Problem description | Could you extract every entry below and reproduce it exactly?

Records to process |
** START **
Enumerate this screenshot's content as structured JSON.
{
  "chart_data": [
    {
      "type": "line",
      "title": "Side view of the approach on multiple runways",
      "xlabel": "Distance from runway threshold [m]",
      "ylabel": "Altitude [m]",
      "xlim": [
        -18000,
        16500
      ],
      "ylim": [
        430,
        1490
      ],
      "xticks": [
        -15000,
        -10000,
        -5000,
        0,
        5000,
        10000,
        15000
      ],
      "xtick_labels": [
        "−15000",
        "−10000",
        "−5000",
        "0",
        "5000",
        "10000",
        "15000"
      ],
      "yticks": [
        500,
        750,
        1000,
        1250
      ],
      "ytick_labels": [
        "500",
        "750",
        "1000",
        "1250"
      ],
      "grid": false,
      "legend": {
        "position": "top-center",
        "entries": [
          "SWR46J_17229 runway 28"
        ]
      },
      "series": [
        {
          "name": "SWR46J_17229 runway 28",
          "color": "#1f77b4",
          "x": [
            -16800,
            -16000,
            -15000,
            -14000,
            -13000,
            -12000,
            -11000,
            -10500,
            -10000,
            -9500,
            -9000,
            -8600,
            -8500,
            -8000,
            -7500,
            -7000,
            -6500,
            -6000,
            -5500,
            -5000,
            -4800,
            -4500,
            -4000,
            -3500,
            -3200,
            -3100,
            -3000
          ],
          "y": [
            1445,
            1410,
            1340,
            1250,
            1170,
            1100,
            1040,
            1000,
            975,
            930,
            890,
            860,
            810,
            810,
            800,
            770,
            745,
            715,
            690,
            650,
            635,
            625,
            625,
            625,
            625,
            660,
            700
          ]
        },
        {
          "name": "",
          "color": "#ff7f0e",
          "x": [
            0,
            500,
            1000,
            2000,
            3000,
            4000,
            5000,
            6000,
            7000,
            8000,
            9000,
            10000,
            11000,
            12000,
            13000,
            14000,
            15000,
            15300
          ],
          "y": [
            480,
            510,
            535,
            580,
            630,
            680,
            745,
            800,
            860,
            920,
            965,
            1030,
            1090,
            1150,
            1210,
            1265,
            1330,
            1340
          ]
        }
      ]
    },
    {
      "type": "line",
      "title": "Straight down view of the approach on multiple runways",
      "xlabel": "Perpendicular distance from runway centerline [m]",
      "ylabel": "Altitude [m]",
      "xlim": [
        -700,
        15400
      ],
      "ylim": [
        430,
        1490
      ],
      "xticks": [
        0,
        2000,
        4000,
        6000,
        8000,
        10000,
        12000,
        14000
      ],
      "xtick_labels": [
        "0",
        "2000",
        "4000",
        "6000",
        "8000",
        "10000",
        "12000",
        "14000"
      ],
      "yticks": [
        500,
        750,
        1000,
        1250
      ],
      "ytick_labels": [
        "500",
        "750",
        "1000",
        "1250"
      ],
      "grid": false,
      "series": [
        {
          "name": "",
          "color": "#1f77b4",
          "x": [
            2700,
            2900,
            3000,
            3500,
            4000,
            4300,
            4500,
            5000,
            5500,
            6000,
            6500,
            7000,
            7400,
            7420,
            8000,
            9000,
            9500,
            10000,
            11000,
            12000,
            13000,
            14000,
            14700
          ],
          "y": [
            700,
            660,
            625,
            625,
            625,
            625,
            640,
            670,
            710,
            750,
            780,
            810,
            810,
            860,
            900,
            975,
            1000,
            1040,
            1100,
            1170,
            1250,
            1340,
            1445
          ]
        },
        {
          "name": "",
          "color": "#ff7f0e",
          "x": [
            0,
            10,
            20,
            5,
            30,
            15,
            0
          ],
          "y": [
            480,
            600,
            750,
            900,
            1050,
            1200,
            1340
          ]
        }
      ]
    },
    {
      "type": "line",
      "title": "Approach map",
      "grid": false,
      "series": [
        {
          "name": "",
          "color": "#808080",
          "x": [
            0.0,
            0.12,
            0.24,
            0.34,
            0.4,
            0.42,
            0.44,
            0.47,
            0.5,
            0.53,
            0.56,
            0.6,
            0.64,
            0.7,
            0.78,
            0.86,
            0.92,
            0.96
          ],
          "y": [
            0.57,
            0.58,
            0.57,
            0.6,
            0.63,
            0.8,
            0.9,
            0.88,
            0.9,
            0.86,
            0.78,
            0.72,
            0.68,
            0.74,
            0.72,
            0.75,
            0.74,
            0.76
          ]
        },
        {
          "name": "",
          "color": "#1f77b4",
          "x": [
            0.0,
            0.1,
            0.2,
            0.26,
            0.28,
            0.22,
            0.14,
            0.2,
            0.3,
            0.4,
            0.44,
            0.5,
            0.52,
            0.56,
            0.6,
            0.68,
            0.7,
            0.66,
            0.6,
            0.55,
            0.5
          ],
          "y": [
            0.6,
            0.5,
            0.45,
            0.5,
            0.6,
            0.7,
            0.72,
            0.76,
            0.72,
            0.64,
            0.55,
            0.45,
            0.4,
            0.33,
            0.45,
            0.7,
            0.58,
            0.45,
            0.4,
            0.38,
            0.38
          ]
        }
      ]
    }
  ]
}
** END **
Full response |
Enumerate this screenshot's content as structured JSON.
{
  "chart_data": [
    {
      "type": "line",
      "title": "Side view of the approach on multiple runways",
      "xlabel": "Distance from runway threshold [m]",
      "ylabel": "Altitude [m]",
      "xlim": [
        -18000,
        16500
      ],
      "ylim": [
        430,
        1490
      ],
      "xticks": [
        -15000,
        -10000,
        -5000,
        0,
        5000,
        10000,
        15000
      ],
      "xtick_labels": [
        "−15000",
        "−10000",
        "−5000",
        "0",
        "5000",
        "10000",
        "15000"
      ],
      "yticks": [
        500,
        750,
        1000,
        1250
      ],
      "ytick_labels": [
        "500",
        "750",
        "1000",
        "1250"
      ],
      "grid": false,
      "legend": {
        "position": "top-center",
        "entries": [
          "SWR46J_17229 runway 28"
        ]
      },
      "series": [
        {
          "name": "SWR46J_17229 runway 28",
          "color": "#1f77b4",
          "x": [
            -16800,
            -16000,
            -15000,
            -14000,
            -13000,
            -12000,
            -11000,
            -10500,
            -10000,
            -9500,
            -9000,
            -8600,
            -8500,
            -8000,
            -7500,
            -7000,
            -6500,
            -6000,
            -5500,
            -5000,
            -4800,
            -4500,
            -4000,
            -3500,
            -3200,
            -3100,
            -3000
          ],
          "y": [
            1445,
            1410,
            1340,
            1250,
            1170,
            1100,
            1040,
            1000,
            975,
            930,
            890,
            860,
            810,
            810,
            800,
            770,
            745,
            715,
            690,
            650,
            635,
            625,
            625,
            625,
            625,
            660,
            700
          ]
        },
        {
          "name": "",
          "color": "#ff7f0e",
          "x": [
            0,
            500,
            1000,
            2000,
            3000,
            4000,
            5000,
            6000,
            7000,
            8000,
            9000,
            10000,
            11000,
            12000,
            13000,
            14000,
            15000,
            15300
          ],
          "y": [
            480,
            510,
            535,
            580,
            630,
            680,
            745,
            800,
            860,
            920,
            965,
            1030,
            1090,
            1150,
            1210,
            1265,
            1330,
            1340
          ]
        }
      ]
    },
    {
      "type": "line",
      "title": "Straight down view of the approach on multiple runways",
      "xlabel": "Perpendicular distance from runway centerline [m]",
      "ylabel": "Altitude [m]",
      "xlim": [
        -700,
        15400
      ],
      "ylim": [
        430,
        1490
      ],
      "xticks": [
        0,
        2000,
        4000,
        6000,
        8000,
        10000,
        12000,
        14000
      ],
      "xtick_labels": [
        "0",
        "2000",
        "4000",
        "6000",
        "8000",
        "10000",
        "12000",
        "14000"
      ],
      "yticks": [
        500,
        750,
        1000,
        1250
      ],
      "ytick_labels": [
        "500",
        "750",
        "1000",
        "1250"
      ],
      "grid": false,
      "series": [
        {
          "name": "",
          "color": "#1f77b4",
          "x": [
            2700,
            2900,
            3000,
            3500,
            4000,
            4300,
            4500,
            5000,
            5500,
            6000,
            6500,
            7000,
            7400,
            7420,
            8000,
            9000,
            9500,
            10000,
            11000,
            12000,
            13000,
            14000,
            14700
          ],
          "y": [
            700,
            660,
            625,
            625,
            625,
            625,
            640,
            670,
            710,
            750,
            780,
            810,
            810,
            860,
            900,
            975,
            1000,
            1040,
            1100,
            1170,
            1250,
            1340,
            1445
          ]
        },
        {
          "name": "",
          "color": "#ff7f0e",
          "x": [
            0,
            10,
            20,
            5,
            30,
            15,
            0
          ],
          "y": [
            480,
            600,
            750,
            900,
            1050,
            1200,
            1340
          ]
        }
      ]
    },
    {
      "type": "line",
      "title": "Approach map",
      "grid": false,
      "series": [
        {
          "name": "",
          "color": "#808080",
          "x": [
            0.0,
            0.12,
            0.24,
            0.34,
            0.4,
            0.42,
            0.44,
            0.47,
            0.5,
            0.53,
            0.56,
            0.6,
            0.64,
            0.7,
            0.78,
            0.86,
            0.92,
            0.96
          ],
          "y": [
            0.57,
            0.58,
            0.57,
            0.6,
            0.63,
            0.8,
            0.9,
            0.88,
            0.9,
            0.86,
            0.78,
            0.72,
            0.68,
            0.74,
            0.72,
            0.75,
            0.74,
            0.76
          ]
        },
        {
          "name": "",
          "color": "#1f77b4",
          "x": [
            0.0,
            0.1,
            0.2,
            0.26,
            0.28,
            0.22,
            0.14,
            0.2,
            0.3,
            0.4,
            0.44,
            0.5,
            0.52,
            0.56,
            0.6,
            0.68,
            0.7,
            0.66,
            0.6,
            0.55,
            0.5
          ],
          "y": [
            0.6,
            0.5,
            0.45,
            0.5,
            0.6,
            0.7,
            0.72,
            0.76,
            0.72,
            0.64,
            0.55,
            0.45,
            0.4,
            0.33,
            0.45,
            0.7,
            0.58,
            0.45,
            0.4,
            0.38,
            0.38
          ]
        }
      ]
    }
  ]
}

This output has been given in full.